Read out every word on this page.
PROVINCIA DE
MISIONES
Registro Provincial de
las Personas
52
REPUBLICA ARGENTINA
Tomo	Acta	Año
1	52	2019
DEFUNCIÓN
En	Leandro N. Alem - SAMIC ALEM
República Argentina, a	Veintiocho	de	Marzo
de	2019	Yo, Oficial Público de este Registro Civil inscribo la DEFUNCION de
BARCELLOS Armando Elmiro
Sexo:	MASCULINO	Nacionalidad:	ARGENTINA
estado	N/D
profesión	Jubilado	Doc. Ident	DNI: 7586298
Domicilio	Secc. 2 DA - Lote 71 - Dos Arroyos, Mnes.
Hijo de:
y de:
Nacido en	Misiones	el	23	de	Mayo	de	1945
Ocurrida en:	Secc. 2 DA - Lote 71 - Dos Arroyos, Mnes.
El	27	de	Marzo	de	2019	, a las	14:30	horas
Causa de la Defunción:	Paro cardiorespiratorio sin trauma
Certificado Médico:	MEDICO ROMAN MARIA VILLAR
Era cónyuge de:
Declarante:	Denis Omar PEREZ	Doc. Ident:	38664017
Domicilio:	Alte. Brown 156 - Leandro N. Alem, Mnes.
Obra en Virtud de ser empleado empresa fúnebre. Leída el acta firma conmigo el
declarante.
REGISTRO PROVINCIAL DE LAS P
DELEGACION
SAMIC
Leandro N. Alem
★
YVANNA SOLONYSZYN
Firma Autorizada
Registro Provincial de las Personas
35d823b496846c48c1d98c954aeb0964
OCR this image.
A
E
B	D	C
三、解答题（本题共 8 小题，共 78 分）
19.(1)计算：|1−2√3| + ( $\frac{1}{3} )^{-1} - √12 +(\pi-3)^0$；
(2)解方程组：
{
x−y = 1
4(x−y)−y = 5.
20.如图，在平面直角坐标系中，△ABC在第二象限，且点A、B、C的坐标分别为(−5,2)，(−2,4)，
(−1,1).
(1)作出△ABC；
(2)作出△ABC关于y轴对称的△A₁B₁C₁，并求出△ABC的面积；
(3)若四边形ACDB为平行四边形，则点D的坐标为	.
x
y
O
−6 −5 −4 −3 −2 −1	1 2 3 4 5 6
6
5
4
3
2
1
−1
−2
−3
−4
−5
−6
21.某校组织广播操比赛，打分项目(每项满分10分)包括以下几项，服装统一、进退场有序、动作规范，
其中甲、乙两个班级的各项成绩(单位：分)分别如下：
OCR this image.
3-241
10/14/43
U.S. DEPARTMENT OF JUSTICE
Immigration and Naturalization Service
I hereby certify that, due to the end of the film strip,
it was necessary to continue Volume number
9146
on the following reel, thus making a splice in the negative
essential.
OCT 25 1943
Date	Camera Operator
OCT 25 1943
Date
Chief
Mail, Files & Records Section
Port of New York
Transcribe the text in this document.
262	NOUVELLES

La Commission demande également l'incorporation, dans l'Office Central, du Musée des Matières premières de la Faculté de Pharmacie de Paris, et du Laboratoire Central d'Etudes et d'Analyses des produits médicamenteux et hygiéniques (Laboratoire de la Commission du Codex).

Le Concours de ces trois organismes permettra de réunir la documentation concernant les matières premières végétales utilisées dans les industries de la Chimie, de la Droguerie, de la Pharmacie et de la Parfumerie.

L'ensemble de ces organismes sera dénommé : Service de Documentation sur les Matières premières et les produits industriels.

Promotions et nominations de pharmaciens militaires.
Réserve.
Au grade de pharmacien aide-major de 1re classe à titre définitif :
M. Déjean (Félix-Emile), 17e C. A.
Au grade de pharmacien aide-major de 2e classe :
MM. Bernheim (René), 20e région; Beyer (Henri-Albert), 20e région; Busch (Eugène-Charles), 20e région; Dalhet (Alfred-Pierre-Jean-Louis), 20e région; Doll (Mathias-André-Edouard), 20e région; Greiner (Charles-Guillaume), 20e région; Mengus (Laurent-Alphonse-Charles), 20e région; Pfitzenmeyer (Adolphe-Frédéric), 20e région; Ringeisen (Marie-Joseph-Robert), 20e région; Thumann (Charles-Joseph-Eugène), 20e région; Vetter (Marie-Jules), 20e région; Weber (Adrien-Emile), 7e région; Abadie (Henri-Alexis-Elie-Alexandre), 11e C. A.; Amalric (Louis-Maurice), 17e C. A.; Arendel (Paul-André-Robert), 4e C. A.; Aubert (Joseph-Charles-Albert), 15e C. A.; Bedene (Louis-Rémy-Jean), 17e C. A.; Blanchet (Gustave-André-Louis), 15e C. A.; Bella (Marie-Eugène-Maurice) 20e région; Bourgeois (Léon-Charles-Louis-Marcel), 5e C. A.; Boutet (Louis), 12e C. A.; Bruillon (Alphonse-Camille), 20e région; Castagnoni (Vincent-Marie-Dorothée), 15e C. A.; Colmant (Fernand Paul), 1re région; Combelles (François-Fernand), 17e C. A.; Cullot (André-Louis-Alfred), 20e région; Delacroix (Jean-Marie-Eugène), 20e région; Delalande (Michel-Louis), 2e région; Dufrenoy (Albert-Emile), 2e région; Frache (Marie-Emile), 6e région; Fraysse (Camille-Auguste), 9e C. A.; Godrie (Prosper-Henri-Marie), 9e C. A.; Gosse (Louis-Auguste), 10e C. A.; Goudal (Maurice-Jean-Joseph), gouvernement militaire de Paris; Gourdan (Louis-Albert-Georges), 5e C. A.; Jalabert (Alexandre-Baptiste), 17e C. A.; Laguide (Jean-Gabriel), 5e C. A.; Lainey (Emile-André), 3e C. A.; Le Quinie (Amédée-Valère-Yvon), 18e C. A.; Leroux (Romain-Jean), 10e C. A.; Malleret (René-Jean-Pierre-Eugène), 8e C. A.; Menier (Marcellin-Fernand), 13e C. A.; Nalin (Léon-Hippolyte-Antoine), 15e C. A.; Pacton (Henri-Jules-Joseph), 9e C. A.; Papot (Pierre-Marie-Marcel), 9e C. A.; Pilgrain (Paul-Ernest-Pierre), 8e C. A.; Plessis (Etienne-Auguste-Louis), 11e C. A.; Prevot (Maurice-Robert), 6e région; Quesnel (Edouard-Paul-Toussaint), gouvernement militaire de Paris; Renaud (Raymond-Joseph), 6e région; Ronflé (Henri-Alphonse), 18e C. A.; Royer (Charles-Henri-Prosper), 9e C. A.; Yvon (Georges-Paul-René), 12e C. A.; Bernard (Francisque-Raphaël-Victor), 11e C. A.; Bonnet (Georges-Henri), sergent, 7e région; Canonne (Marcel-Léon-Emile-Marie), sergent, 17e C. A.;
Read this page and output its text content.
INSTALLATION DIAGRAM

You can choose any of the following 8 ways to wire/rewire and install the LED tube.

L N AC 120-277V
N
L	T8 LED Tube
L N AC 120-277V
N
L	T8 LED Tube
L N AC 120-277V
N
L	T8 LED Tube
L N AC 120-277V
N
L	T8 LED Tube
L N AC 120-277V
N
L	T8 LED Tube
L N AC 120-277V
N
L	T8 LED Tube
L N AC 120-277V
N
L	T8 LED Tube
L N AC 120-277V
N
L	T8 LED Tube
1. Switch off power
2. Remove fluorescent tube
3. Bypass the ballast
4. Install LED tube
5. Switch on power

= EXERCISE =
Reproduce the full listing word for word.

= EXERCISE RESPONSE =
Read out every word on this page.
PROVINCIA DE
MISIONES
Registro Provincial de
las Personas
52
REPUBLICA ARGENTINA
Tomo	Acta	Año
1	52	2019
DEFUNCIÓN
En	Leandro N. Alem - SAMIC ALEM
República Argentina, a	Veintiocho	de	Marzo
de	2019	Yo, Oficial Público de este Registro Civil inscribo la DEFUNCION de
BARCELLOS Armando Elmiro
Sexo:	MASCULINO	Nacionalidad:	ARGENTINA
estado	N/D
profesión	Jubilado	Doc. Ident	DNI: 7586298
Domicilio	Secc. 2 DA - Lote 71 - Dos Arroyos, Mnes.
Hijo de:
y de:
Nacido en	Misiones	el	23	de	Mayo	de	1945
Ocurrida en:	Secc. 2 DA - Lote 71 - Dos Arroyos, Mnes.
El	27	de	Marzo	de	2019	, a las	14:30	horas
Causa de la Defunción:	Paro cardiorespiratorio sin trauma
Certificado Médico:	MEDICO ROMAN MARIA VILLAR
Era cónyuge de:
Declarante:	Denis Omar PEREZ	Doc. Ident:	38664017
Domicilio:	Alte. Brown 156 - Leandro N. Alem, Mnes.
Obra en Virtud de ser empleado empresa fúnebre. Leída el acta firma conmigo el
declarante.
REGISTRO PROVINCIAL DE LAS P
DELEGACION
SAMIC
Leandro N. Alem
★
YVANNA SOLONYSZYN
Firma Autorizada
Registro Provincial de las Personas
35d823b496846c48c1d98c954aeb0964
OCR this image.
A
E
B	D	C
三、解答题（本题共 8 小题，共 78 分）
19.(1)计算：|1−2√3| + ( $\frac{1}{3} )^{-1} - √12 +(\pi-3)^0$；
(2)解方程组：
{
x−y = 1
4(x−y)−y = 5.
20.如图，在平面直角坐标系中，△ABC在第二象限，且点A、B、C的坐标分别为(−5,2)，(−2,4)，
(−1,1).
(1)作出△ABC；
(2)作出△ABC关于y轴对称的△A₁B₁C₁，并求出△ABC的面积；
(3)若四边形ACDB为平行四边形，则点D的坐标为	.
x
y
O
−6 −5 −4 −3 −2 −1	1 2 3 4 5 6
6
5
4
3
2
1
−1
−2
−3
−4
−5
−6
21.某校组织广播操比赛，打分项目(每项满分10分)包括以下几项，服装统一、进退场有序、动作规范，
其中甲、乙两个班级的各项成绩(单位：分)分别如下：
OCR this image.
3-241
10/14/43
U.S. DEPARTMENT OF JUSTICE
Immigration and Naturalization Service
I hereby certify that, due to the end of the film strip,
it was necessary to continue Volume number
9146
on the following reel, thus making a splice in the negative
essential.
OCT 25 1943
Date	Camera Operator
OCT 25 1943
Date
Chief
Mail, Files & Records Section
Port of New York
Transcribe the text in this document.
262	NOUVELLES

La Commission demande également l'incorporation, dans l'Office Central, du Musée des Matières premières de la Faculté de Pharmacie de Paris, et du Laboratoire Central d'Etudes et d'Analyses des produits médicamenteux et hygiéniques (Laboratoire de la Commission du Codex).

Le Concours de ces trois organismes permettra de réunir la documentation concernant les matières premières végétales utilisées dans les industries de la Chimie, de la Droguerie, de la Pharmacie et de la Parfumerie.

L'ensemble de ces organismes sera dénommé : Service de Documentation sur les Matières premières et les produits industriels.

Promotions et nominations de pharmaciens militaires.
Réserve.
Au grade de pharmacien aide-major de 1re classe à titre définitif :
M. Déjean (Félix-Emile), 17e C. A.
Au grade de pharmacien aide-major de 2e classe :
MM. Bernheim (René), 20e région; Beyer (Henri-Albert), 20e région; Busch (Eugène-Charles), 20e région; Dalhet (Alfred-Pierre-Jean-Louis), 20e région; Doll (Mathias-André-Edouard), 20e région; Greiner (Charles-Guillaume), 20e région; Mengus (Laurent-Alphonse-Charles), 20e région; Pfitzenmeyer (Adolphe-Frédéric), 20e région; Ringeisen (Marie-Joseph-Robert), 20e région; Thumann (Charles-Joseph-Eugène), 20e région; Vetter (Marie-Jules), 20e région; Weber (Adrien-Emile), 7e région; Abadie (Henri-Alexis-Elie-Alexandre), 11e C. A.; Amalric (Louis-Maurice), 17e C. A.; Arendel (Paul-André-Robert), 4e C. A.; Aubert (Joseph-Charles-Albert), 15e C. A.; Bedene (Louis-Rémy-Jean), 17e C. A.; Blanchet (Gustave-André-Louis), 15e C. A.; Bella (Marie-Eugène-Maurice) 20e région; Bourgeois (Léon-Charles-Louis-Marcel), 5e C. A.; Boutet (Louis), 12e C. A.; Bruillon (Alphonse-Camille), 20e région; Castagnoni (Vincent-Marie-Dorothée), 15e C. A.; Colmant (Fernand Paul), 1re région; Combelles (François-Fernand), 17e C. A.; Cullot (André-Louis-Alfred), 20e région; Delacroix (Jean-Marie-Eugène), 20e région; Delalande (Michel-Louis), 2e région; Dufrenoy (Albert-Emile), 2e région; Frache (Marie-Emile), 6e région; Fraysse (Camille-Auguste), 9e C. A.; Godrie (Prosper-Henri-Marie), 9e C. A.; Gosse (Louis-Auguste), 10e C. A.; Goudal (Maurice-Jean-Joseph), gouvernement militaire de Paris; Gourdan (Louis-Albert-Georges), 5e C. A.; Jalabert (Alexandre-Baptiste), 17e C. A.; Laguide (Jean-Gabriel), 5e C. A.; Lainey (Emile-André), 3e C. A.; Le Quinie (Amédée-Valère-Yvon), 18e C. A.; Leroux (Romain-Jean), 10e C. A.; Malleret (René-Jean-Pierre-Eugène), 8e C. A.; Menier (Marcellin-Fernand), 13e C. A.; Nalin (Léon-Hippolyte-Antoine), 15e C. A.; Pacton (Henri-Jules-Joseph), 9e C. A.; Papot (Pierre-Marie-Marcel), 9e C. A.; Pilgrain (Paul-Ernest-Pierre), 8e C. A.; Plessis (Etienne-Auguste-Louis), 11e C. A.; Prevot (Maurice-Robert), 6e région; Quesnel (Edouard-Paul-Toussaint), gouvernement militaire de Paris; Renaud (Raymond-Joseph), 6e région; Ronflé (Henri-Alphonse), 18e C. A.; Royer (Charles-Henri-Prosper), 9e C. A.; Yvon (Georges-Paul-René), 12e C. A.; Bernard (Francisque-Raphaël-Victor), 11e C. A.; Bonnet (Georges-Henri), sergent, 7e région; Canonne (Marcel-Léon-Emile-Marie), sergent, 17e C. A.;
Read this page and output its text content.
INSTALLATION DIAGRAM

You can choose any of the following 8 ways to wire/rewire and install the LED tube.

L N AC 120-277V
N
L	T8 LED Tube
L N AC 120-277V
N
L	T8 LED Tube
L N AC 120-277V
N
L	T8 LED Tube
L N AC 120-277V
N
L	T8 LED Tube
L N AC 120-277V
N
L	T8 LED Tube
L N AC 120-277V
N
L	T8 LED Tube
L N AC 120-277V
N
L	T8 LED Tube
L N AC 120-277V
N
L	T8 LED Tube
1. Switch off power
2. Remove fluorescent tube
3. Bypass the ballast
4. Install LED tube
5. Switch on power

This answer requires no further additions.